* [RECORDED INFORMATION]:
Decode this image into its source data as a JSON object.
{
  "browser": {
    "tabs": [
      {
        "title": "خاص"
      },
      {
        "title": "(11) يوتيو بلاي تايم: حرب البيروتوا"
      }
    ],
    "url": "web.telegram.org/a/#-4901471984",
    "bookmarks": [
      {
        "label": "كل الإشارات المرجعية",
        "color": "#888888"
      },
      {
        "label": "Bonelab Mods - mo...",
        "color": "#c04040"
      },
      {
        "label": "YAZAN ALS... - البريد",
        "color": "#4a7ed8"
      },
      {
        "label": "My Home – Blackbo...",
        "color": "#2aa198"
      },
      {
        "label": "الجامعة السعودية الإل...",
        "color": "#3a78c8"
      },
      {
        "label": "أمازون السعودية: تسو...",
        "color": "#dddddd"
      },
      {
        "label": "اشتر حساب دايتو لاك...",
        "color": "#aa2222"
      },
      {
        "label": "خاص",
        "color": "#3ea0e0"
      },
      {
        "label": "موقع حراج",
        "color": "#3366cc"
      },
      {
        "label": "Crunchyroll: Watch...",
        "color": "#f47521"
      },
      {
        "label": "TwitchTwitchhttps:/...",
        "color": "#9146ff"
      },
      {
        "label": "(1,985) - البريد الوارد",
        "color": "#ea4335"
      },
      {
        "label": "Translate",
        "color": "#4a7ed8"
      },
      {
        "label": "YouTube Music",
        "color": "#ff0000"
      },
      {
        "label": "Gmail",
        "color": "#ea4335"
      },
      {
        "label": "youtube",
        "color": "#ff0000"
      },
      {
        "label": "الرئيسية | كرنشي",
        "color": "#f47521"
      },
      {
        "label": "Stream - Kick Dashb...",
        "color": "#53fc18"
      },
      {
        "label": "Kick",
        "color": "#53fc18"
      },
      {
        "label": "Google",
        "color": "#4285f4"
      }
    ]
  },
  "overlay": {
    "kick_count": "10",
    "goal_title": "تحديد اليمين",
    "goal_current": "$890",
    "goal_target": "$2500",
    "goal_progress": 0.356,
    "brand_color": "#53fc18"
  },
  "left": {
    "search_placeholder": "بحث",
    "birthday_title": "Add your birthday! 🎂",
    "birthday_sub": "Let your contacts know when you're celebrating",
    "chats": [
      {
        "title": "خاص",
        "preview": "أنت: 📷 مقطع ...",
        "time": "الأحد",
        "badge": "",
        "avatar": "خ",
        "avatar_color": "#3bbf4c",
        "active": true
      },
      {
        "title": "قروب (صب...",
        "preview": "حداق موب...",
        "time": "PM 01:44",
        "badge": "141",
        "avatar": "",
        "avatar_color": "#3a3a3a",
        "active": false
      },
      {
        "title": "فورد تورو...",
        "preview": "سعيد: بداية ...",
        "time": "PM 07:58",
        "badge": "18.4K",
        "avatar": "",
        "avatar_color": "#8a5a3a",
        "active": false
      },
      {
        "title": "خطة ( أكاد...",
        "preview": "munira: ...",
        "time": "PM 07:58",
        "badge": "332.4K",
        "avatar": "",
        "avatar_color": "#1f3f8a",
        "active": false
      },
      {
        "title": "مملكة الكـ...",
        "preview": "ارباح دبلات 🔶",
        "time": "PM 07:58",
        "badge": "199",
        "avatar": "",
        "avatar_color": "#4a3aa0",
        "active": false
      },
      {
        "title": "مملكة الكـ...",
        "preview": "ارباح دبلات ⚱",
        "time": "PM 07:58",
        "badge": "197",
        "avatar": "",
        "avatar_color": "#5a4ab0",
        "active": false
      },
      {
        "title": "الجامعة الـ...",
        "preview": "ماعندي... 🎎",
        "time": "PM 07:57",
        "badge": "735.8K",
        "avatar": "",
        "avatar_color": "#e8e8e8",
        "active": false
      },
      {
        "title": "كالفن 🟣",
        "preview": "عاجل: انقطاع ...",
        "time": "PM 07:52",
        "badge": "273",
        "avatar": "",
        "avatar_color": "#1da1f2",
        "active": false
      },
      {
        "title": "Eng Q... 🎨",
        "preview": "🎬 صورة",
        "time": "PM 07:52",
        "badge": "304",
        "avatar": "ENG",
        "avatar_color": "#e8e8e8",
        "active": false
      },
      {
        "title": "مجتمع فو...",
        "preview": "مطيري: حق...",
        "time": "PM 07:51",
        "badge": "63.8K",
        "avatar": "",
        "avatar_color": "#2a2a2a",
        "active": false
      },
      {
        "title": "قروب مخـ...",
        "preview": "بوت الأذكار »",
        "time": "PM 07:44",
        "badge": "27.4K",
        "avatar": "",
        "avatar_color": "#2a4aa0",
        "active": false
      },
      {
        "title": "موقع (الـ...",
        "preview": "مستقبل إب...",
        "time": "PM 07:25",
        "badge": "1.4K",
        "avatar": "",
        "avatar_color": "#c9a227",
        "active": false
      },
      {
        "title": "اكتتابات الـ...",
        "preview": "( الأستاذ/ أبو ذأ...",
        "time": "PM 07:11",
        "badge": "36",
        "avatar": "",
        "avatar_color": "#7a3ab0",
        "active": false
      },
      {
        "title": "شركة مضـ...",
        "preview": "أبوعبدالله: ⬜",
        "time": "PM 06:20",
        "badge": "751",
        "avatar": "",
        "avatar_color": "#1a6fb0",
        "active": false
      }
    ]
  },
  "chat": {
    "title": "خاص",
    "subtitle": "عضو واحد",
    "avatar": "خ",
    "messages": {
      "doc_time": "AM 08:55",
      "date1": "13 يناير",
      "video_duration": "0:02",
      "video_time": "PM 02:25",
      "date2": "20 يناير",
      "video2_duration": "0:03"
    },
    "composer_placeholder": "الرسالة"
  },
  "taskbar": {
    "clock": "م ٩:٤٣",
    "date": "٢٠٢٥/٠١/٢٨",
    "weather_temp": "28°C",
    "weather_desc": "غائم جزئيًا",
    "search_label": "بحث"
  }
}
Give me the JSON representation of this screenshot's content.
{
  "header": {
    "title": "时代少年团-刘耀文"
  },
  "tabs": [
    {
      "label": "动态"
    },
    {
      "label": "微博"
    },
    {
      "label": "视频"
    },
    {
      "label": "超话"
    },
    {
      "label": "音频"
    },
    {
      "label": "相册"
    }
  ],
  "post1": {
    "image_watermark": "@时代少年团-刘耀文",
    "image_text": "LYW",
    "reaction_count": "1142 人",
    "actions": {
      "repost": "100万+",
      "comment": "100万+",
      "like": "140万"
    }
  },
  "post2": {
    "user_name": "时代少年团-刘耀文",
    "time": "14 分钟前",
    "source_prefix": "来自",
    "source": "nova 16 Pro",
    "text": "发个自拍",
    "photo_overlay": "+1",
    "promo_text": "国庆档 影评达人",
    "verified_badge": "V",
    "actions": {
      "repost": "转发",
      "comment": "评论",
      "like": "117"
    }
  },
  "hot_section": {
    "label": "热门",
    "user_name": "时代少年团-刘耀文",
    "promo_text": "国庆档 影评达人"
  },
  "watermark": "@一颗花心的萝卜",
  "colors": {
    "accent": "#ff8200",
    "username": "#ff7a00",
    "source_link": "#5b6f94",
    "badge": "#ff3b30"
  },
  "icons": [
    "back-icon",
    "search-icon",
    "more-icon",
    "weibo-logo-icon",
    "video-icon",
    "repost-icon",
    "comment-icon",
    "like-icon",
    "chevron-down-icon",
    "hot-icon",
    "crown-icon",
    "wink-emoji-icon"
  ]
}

* [TASK TO CARRY OUT]: Repeat the listing exactly, from its first line to its last.

* [PROBLEM SOLUTION]:
Decode this image into its source data as a JSON object.
{
  "browser": {
    "tabs": [
      {
        "title": "خاص"
      },
      {
        "title": "(11) يوتيو بلاي تايم: حرب البيروتوا"
      }
    ],
    "url": "web.telegram.org/a/#-4901471984",
    "bookmarks": [
      {
        "label": "كل الإشارات المرجعية",
        "color": "#888888"
      },
      {
        "label": "Bonelab Mods - mo...",
        "color": "#c04040"
      },
      {
        "label": "YAZAN ALS... - البريد",
        "color": "#4a7ed8"
      },
      {
        "label": "My Home – Blackbo...",
        "color": "#2aa198"
      },
      {
        "label": "الجامعة السعودية الإل...",
        "color": "#3a78c8"
      },
      {
        "label": "أمازون السعودية: تسو...",
        "color": "#dddddd"
      },
      {
        "label": "اشتر حساب دايتو لاك...",
        "color": "#aa2222"
      },
      {
        "label": "خاص",
        "color": "#3ea0e0"
      },
      {
        "label": "موقع حراج",
        "color": "#3366cc"
      },
      {
        "label": "Crunchyroll: Watch...",
        "color": "#f47521"
      },
      {
        "label": "TwitchTwitchhttps:/...",
        "color": "#9146ff"
      },
      {
        "label": "(1,985) - البريد الوارد",
        "color": "#ea4335"
      },
      {
        "label": "Translate",
        "color": "#4a7ed8"
      },
      {
        "label": "YouTube Music",
        "color": "#ff0000"
      },
      {
        "label": "Gmail",
        "color": "#ea4335"
      },
      {
        "label": "youtube",
        "color": "#ff0000"
      },
      {
        "label": "الرئيسية | كرنشي",
        "color": "#f47521"
      },
      {
        "label": "Stream - Kick Dashb...",
        "color": "#53fc18"
      },
      {
        "label": "Kick",
        "color": "#53fc18"
      },
      {
        "label": "Google",
        "color": "#4285f4"
      }
    ]
  },
  "overlay": {
    "kick_count": "10",
    "goal_title": "تحديد اليمين",
    "goal_current": "$890",
    "goal_target": "$2500",
    "goal_progress": 0.356,
    "brand_color": "#53fc18"
  },
  "left": {
    "search_placeholder": "بحث",
    "birthday_title": "Add your birthday! 🎂",
    "birthday_sub": "Let your contacts know when you're celebrating",
    "chats": [
      {
        "title": "خاص",
        "preview": "أنت: 📷 مقطع ...",
        "time": "الأحد",
        "badge": "",
        "avatar": "خ",
        "avatar_color": "#3bbf4c",
        "active": true
      },
      {
        "title": "قروب (صب...",
        "preview": "حداق موب...",
        "time": "PM 01:44",
        "badge": "141",
        "avatar": "",
        "avatar_color": "#3a3a3a",
        "active": false
      },
      {
        "title": "فورد تورو...",
        "preview": "سعيد: بداية ...",
        "time": "PM 07:58",
        "badge": "18.4K",
        "avatar": "",
        "avatar_color": "#8a5a3a",
        "active": false
      },
      {
        "title": "خطة ( أكاد...",
        "preview": "munira: ...",
        "time": "PM 07:58",
        "badge": "332.4K",
        "avatar": "",
        "avatar_color": "#1f3f8a",
        "active": false
      },
      {
        "title": "مملكة الكـ...",
        "preview": "ارباح دبلات 🔶",
        "time": "PM 07:58",
        "badge": "199",
        "avatar": "",
        "avatar_color": "#4a3aa0",
        "active": false
      },
      {
        "title": "مملكة الكـ...",
        "preview": "ارباح دبلات ⚱",
        "time": "PM 07:58",
        "badge": "197",
        "avatar": "",
        "avatar_color": "#5a4ab0",
        "active": false
      },
      {
        "title": "الجامعة الـ...",
        "preview": "ماعندي... 🎎",
        "time": "PM 07:57",
        "badge": "735.8K",
        "avatar": "",
        "avatar_color": "#e8e8e8",
        "active": false
      },
      {
        "title": "كالفن 🟣",
        "preview": "عاجل: انقطاع ...",
        "time": "PM 07:52",
        "badge": "273",
        "avatar": "",
        "avatar_color": "#1da1f2",
        "active": false
      },
      {
        "title": "Eng Q... 🎨",
        "preview": "🎬 صورة",
        "time": "PM 07:52",
        "badge": "304",
        "avatar": "ENG",
        "avatar_color": "#e8e8e8",
        "active": false
      },
      {
        "title": "مجتمع فو...",
        "preview": "مطيري: حق...",
        "time": "PM 07:51",
        "badge": "63.8K",
        "avatar": "",
        "avatar_color": "#2a2a2a",
        "active": false
      },
      {
        "title": "قروب مخـ...",
        "preview": "بوت الأذكار »",
        "time": "PM 07:44",
        "badge": "27.4K",
        "avatar": "",
        "avatar_color": "#2a4aa0",
        "active": false
      },
      {
        "title": "موقع (الـ...",
        "preview": "مستقبل إب...",
        "time": "PM 07:25",
        "badge": "1.4K",
        "avatar": "",
        "avatar_color": "#c9a227",
        "active": false
      },
      {
        "title": "اكتتابات الـ...",
        "preview": "( الأستاذ/ أبو ذأ...",
        "time": "PM 07:11",
        "badge": "36",
        "avatar": "",
        "avatar_color": "#7a3ab0",
        "active": false
      },
      {
        "title": "شركة مضـ...",
        "preview": "أبوعبدالله: ⬜",
        "time": "PM 06:20",
        "badge": "751",
        "avatar": "",
        "avatar_color": "#1a6fb0",
        "active": false
      }
    ]
  },
  "chat": {
    "title": "خاص",
    "subtitle": "عضو واحد",
    "avatar": "خ",
    "messages": {
      "doc_time": "AM 08:55",
      "date1": "13 يناير",
      "video_duration": "0:02",
      "video_time": "PM 02:25",
      "date2": "20 يناير",
      "video2_duration": "0:03"
    },
    "composer_placeholder": "الرسالة"
  },
  "taskbar": {
    "clock": "م ٩:٤٣",
    "date": "٢٠٢٥/٠١/٢٨",
    "weather_temp": "28°C",
    "weather_desc": "غائم جزئيًا",
    "search_label": "بحث"
  }
}
Give me the JSON representation of this screenshot's content.
{
  "header": {
    "title": "时代少年团-刘耀文"
  },
  "tabs": [
    {
      "label": "动态"
    },
    {
      "label": "微博"
    },
    {
      "label": "视频"
    },
    {
      "label": "超话"
    },
    {
      "label": "音频"
    },
    {
      "label": "相册"
    }
  ],
  "post1": {
    "image_watermark": "@时代少年团-刘耀文",
    "image_text": "LYW",
    "reaction_count": "1142 人",
    "actions": {
      "repost": "100万+",
      "comment": "100万+",
      "like": "140万"
    }
  },
  "post2": {
    "user_name": "时代少年团-刘耀文",
    "time": "14 分钟前",
    "source_prefix": "来自",
    "source": "nova 16 Pro",
    "text": "发个自拍",
    "photo_overlay": "+1",
    "promo_text": "国庆档 影评达人",
    "verified_badge": "V",
    "actions": {
      "repost": "转发",
      "comment": "评论",
      "like": "117"
    }
  },
  "hot_section": {
    "label": "热门",
    "user_name": "时代少年团-刘耀文",
    "promo_text": "国庆档 影评达人"
  },
  "watermark": "@一颗花心的萝卜",
  "colors": {
    "accent": "#ff8200",
    "username": "#ff7a00",
    "source_link": "#5b6f94",
    "badge": "#ff3b30"
  },
  "icons": [
    "back-icon",
    "search-icon",
    "more-icon",
    "weibo-logo-icon",
    "video-icon",
    "repost-icon",
    "comment-icon",
    "like-icon",
    "chevron-down-icon",
    "hot-icon",
    "crown-icon",
    "wink-emoji-icon"
  ]
}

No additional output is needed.